Exercise objective:
From the entries below, please gather each line containing the string "Vous".

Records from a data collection
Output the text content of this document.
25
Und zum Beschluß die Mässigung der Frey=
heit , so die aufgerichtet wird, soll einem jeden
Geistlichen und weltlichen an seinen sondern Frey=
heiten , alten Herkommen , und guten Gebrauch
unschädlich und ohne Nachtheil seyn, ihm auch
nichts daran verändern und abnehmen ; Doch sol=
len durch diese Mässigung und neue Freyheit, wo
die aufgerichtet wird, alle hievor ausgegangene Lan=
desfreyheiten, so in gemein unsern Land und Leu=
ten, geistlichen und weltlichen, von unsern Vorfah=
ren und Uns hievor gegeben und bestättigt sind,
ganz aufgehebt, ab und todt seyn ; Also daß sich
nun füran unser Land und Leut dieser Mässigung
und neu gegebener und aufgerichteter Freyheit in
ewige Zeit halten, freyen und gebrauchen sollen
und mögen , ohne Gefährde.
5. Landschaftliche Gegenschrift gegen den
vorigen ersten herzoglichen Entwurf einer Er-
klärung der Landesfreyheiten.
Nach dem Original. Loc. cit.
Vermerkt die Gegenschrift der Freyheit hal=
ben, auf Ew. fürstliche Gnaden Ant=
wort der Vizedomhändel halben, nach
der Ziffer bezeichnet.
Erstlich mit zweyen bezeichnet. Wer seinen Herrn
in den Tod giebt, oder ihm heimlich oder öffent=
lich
==
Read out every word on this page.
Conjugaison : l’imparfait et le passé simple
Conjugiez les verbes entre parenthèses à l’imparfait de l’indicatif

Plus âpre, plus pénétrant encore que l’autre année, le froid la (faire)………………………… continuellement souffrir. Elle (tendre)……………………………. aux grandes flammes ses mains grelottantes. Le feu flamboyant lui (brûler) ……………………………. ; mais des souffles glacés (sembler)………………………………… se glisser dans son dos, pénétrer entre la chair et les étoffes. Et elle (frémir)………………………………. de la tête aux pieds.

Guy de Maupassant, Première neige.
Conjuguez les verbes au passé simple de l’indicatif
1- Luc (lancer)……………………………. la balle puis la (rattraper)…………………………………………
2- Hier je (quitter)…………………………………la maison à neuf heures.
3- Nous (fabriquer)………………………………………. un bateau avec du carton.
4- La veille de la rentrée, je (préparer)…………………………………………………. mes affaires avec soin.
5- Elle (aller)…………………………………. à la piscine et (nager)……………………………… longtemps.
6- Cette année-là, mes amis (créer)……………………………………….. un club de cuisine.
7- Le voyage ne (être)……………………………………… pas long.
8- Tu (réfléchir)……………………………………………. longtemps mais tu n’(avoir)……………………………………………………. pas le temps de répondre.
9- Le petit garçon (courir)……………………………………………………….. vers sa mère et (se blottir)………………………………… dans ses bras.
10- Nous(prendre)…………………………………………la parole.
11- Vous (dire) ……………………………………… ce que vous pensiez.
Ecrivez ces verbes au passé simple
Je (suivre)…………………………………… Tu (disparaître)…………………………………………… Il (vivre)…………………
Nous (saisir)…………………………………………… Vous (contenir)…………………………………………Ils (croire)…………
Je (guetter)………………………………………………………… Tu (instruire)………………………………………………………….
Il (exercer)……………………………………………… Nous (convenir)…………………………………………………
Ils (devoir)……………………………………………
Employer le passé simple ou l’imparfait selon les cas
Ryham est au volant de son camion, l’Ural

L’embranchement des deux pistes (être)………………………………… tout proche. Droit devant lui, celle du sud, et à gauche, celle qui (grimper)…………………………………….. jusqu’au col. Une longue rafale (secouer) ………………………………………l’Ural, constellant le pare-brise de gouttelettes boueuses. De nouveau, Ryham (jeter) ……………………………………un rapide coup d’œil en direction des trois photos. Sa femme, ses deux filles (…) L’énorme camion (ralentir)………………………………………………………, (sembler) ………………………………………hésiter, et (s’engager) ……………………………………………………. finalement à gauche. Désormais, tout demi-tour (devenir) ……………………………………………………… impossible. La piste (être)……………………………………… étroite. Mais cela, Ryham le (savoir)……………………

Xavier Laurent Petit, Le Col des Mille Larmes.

Written response:
11- Vous (dire) ……………………………………… ce que vous pensiez.
Nous (saisir)…………………………………………… Vous (contenir)…………………………………………Ils (croire)…………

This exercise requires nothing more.